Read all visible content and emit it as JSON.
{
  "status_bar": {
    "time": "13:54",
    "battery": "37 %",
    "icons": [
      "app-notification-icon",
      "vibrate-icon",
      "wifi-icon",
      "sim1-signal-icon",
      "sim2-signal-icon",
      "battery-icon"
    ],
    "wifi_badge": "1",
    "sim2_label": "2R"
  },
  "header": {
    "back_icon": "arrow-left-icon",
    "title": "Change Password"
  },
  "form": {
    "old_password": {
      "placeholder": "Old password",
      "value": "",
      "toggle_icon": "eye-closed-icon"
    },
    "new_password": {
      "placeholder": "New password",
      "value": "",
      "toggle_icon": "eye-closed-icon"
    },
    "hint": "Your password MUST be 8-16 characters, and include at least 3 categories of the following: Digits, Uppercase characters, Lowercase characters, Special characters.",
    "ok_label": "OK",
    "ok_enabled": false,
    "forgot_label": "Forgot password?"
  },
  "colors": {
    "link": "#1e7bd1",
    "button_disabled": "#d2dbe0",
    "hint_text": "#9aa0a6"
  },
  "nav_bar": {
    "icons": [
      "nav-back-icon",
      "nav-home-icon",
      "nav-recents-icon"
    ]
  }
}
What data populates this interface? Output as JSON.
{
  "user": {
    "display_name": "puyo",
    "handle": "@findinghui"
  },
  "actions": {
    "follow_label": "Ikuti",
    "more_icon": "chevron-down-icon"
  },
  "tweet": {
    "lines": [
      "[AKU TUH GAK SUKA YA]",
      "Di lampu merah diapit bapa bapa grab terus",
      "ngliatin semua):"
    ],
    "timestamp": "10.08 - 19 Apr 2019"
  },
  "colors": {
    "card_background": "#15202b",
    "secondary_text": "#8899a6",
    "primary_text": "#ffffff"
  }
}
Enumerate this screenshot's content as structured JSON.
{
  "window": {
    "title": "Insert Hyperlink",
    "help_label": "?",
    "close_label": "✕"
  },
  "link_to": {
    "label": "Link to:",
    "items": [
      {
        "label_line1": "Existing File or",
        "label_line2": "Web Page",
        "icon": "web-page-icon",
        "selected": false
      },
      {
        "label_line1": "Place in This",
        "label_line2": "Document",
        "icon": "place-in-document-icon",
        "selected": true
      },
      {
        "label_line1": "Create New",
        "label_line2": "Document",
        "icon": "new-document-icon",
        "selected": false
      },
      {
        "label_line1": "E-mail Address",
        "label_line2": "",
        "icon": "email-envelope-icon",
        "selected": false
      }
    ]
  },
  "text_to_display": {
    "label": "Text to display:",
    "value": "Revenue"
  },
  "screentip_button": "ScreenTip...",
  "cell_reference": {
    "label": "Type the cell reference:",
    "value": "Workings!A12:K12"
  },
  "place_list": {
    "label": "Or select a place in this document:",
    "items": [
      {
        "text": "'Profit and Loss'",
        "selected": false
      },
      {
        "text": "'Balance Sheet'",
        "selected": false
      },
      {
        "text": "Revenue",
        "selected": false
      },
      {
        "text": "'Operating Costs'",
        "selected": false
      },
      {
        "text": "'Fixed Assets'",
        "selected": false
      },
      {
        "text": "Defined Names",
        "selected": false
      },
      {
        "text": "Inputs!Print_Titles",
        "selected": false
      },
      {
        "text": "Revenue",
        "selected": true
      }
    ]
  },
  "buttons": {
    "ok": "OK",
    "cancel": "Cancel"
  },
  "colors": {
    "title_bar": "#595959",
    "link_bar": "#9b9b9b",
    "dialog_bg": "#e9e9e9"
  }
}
■ ■ ■ ■ ■ ■ ■
*BRIEF*
In the records shown above, how many lines include the word "value"? Answer with the number only.

*ANSWER TO THIS TASK*
4